This will be achieved by selling additional services to renters and landlords including insurance, utilities and furniture rentals, which are vastly more profitable than the thin or no-existent margins of its property management arm.

“Landlords use us because we offer a completely different experience to the high street by both saving them money and enabling them to manage everything online.”

Brannan says the company’s average annual rental income from a property is now £972, up from £660 two years ago.

Howsy says it is raising this funding as a bridging round to provide ‘runway’ to Series A, which it aims to complete by January 2022.

This is the name typically given to a company’s first significant round of venture capital financing and is when a firm like Howsy is judged to have survived the precarious early start-up financing years.


3 Comments

  1. Howsy launched in 2016 as No Agent, with no significant revenue generated until 2017. We anticipate breakeven at the end of 2022, therefore 6.5 years after launch.

    Howsy continues to invest in market-leading technology and growth marketing. With 3 acquisitions behind us and a fast-growing business offering a great alternative to the high street.

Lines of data
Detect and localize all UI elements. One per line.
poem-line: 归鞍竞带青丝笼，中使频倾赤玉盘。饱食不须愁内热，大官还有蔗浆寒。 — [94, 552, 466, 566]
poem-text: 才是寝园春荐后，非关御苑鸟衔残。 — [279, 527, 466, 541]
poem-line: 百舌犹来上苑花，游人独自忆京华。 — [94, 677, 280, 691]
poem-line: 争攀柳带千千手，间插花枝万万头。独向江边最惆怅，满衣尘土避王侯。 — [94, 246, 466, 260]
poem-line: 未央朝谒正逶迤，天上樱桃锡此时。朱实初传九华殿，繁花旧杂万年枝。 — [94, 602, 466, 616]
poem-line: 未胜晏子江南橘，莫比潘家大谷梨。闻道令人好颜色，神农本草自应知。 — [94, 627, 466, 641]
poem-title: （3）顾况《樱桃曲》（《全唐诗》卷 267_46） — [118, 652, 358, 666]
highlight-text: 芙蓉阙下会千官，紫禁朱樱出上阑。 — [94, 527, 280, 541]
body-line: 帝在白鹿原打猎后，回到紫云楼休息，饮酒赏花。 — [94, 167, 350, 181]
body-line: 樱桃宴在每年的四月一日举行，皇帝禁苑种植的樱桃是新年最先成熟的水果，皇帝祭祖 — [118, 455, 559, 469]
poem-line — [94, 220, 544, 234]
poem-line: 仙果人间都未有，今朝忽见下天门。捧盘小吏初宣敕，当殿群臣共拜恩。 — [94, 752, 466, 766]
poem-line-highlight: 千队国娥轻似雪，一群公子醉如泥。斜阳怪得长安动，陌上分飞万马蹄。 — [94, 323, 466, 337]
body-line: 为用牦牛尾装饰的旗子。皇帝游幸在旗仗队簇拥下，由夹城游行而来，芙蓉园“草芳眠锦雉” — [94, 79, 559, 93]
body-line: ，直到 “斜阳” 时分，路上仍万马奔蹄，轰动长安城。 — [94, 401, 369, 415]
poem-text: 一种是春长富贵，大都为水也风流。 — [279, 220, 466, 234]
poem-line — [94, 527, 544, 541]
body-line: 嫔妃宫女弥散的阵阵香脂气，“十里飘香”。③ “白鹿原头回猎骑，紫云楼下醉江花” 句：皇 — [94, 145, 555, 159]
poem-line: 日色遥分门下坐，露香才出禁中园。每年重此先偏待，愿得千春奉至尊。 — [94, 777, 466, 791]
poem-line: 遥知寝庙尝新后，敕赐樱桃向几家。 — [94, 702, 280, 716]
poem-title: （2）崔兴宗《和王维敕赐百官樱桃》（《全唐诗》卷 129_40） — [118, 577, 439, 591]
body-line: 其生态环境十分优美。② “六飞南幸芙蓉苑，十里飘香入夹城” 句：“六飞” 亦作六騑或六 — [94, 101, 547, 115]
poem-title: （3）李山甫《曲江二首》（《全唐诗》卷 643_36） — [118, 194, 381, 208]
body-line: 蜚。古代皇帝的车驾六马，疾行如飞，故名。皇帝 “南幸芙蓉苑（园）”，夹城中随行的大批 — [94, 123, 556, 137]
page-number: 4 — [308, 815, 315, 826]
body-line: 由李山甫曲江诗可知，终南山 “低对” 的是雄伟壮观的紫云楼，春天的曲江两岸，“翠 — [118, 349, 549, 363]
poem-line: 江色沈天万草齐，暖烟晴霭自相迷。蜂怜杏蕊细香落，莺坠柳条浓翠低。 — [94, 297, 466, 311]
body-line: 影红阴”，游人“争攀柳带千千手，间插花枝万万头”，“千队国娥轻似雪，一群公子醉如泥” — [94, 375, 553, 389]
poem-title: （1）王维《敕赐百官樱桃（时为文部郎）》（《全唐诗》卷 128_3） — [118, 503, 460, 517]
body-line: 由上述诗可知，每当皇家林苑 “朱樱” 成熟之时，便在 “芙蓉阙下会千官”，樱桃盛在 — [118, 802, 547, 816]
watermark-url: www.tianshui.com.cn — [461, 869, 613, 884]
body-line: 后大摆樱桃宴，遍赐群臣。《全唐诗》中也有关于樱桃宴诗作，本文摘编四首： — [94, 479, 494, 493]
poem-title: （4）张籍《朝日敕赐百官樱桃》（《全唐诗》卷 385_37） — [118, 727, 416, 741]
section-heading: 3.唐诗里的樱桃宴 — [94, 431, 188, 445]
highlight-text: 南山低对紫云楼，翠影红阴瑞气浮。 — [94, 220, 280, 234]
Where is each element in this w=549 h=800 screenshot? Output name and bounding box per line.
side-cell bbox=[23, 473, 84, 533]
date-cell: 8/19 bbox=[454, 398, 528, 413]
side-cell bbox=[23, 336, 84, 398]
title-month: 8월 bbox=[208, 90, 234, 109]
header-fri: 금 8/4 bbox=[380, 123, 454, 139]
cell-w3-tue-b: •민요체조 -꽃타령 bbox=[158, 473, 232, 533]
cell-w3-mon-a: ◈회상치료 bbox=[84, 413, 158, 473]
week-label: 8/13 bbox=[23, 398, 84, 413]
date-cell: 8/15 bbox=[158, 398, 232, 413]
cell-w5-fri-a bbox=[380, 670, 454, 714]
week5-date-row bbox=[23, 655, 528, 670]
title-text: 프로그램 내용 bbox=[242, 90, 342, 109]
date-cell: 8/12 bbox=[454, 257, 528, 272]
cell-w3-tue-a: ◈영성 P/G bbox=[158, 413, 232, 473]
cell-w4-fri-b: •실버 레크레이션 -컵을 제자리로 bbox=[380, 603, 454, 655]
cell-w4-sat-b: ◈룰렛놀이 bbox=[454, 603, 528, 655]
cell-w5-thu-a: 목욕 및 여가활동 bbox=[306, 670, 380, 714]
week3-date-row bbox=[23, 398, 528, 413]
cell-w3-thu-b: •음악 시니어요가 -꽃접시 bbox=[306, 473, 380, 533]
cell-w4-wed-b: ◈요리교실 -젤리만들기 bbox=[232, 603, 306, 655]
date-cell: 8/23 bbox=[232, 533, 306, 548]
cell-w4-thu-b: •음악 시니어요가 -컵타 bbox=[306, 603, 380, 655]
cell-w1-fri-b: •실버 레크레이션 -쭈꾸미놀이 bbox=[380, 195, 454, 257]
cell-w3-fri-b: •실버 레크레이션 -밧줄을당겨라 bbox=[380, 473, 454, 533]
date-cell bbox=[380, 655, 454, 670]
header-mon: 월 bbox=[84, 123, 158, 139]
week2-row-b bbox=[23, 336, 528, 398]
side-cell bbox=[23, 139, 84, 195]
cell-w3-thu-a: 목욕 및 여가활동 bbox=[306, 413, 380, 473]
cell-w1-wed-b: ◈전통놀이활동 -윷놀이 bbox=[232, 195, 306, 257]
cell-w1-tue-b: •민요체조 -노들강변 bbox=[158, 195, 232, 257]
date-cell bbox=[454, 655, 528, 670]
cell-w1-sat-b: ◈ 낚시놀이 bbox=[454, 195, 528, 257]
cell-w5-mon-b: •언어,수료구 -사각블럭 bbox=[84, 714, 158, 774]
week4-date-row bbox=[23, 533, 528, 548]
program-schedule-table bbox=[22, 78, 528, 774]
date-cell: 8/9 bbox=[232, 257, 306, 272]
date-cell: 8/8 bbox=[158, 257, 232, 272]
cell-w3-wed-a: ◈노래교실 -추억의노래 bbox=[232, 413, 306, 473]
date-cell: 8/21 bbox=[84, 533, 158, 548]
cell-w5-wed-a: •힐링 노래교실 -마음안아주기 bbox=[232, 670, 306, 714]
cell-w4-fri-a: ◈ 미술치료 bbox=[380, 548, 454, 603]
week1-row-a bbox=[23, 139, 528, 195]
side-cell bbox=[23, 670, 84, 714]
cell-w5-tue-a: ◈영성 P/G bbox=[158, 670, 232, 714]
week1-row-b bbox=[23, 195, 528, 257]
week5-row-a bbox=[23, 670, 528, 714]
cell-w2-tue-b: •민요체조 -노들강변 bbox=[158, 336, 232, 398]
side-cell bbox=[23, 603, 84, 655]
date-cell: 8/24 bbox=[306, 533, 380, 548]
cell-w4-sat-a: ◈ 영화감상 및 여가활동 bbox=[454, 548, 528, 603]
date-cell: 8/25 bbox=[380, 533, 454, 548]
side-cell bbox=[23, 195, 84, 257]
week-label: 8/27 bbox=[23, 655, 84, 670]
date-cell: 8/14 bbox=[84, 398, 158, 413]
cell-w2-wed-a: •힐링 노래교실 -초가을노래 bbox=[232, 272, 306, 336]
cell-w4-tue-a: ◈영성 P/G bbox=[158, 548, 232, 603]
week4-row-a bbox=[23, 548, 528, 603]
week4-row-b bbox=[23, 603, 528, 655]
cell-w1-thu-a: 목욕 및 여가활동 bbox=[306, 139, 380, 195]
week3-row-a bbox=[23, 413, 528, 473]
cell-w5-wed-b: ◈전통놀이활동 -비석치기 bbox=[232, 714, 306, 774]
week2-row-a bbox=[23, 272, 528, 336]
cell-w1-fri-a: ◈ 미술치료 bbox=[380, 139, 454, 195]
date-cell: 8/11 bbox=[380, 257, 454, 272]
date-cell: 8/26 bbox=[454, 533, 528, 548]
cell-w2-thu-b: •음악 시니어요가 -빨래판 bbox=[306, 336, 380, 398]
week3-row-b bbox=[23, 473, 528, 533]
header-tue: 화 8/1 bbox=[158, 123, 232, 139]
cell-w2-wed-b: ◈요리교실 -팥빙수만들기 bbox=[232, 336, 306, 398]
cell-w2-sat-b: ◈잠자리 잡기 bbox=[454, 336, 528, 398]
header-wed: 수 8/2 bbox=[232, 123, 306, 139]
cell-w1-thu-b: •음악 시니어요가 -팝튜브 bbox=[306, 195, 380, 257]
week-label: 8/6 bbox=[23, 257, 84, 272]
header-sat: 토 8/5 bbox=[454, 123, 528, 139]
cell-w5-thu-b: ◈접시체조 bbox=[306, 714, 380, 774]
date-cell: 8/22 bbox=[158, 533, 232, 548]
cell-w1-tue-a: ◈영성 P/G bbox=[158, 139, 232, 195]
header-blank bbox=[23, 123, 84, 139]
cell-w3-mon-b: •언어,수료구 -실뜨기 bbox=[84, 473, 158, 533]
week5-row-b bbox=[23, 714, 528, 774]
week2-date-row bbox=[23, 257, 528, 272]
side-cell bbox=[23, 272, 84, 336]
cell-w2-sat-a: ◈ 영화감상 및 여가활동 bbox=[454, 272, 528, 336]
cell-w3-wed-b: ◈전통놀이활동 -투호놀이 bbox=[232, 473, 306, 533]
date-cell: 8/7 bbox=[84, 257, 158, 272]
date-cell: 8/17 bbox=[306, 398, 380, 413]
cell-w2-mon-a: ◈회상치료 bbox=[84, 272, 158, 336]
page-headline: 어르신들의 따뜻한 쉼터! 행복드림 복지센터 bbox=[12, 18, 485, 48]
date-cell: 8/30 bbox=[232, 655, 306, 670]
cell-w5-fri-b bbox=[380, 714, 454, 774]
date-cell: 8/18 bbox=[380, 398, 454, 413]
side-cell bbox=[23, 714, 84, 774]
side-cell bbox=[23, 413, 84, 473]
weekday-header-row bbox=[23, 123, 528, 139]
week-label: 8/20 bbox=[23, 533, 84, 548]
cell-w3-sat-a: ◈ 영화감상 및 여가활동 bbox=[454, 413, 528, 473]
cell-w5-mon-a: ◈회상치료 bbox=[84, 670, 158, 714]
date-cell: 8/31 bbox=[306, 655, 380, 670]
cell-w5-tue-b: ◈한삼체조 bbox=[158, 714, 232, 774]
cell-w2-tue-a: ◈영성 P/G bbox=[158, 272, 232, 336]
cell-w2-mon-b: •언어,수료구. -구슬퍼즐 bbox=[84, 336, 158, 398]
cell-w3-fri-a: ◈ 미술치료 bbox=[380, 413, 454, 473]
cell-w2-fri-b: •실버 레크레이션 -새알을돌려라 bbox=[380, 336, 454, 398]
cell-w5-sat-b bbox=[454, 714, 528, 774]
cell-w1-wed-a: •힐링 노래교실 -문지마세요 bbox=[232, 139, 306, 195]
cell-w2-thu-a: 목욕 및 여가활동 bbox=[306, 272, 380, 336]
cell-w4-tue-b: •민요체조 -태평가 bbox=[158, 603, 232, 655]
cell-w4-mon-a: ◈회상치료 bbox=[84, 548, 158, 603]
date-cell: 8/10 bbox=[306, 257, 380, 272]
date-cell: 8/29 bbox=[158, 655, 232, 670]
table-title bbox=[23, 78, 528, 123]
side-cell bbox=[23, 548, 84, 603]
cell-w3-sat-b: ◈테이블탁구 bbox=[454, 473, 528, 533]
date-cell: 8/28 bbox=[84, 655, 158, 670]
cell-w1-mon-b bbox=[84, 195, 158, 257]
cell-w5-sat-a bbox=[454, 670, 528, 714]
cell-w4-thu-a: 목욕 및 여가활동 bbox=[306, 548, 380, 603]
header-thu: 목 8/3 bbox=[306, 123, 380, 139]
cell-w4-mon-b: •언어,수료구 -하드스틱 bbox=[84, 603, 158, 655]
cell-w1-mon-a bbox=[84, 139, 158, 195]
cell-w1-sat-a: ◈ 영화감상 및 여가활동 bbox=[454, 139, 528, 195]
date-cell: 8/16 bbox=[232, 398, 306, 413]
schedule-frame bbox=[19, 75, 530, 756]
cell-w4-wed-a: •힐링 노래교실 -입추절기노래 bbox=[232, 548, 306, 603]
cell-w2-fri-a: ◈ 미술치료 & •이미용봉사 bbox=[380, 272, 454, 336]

Required task 1:
In the article about Howsy, what is the company's average annual rental income from a property now?
Required task 2:
Copy the passage of the article about Howsy from "Howsy continues to" to "the high street.".
The lines of data have no connection to the article about Howsy.

Expected output 1:
£972, up from £660 two years ago.

Expected output 2:
Howsy continues to invest in market-leading technology and growth marketing. With 3 acquisitions behind us and a fast-growing business offering a great alternative to the high street.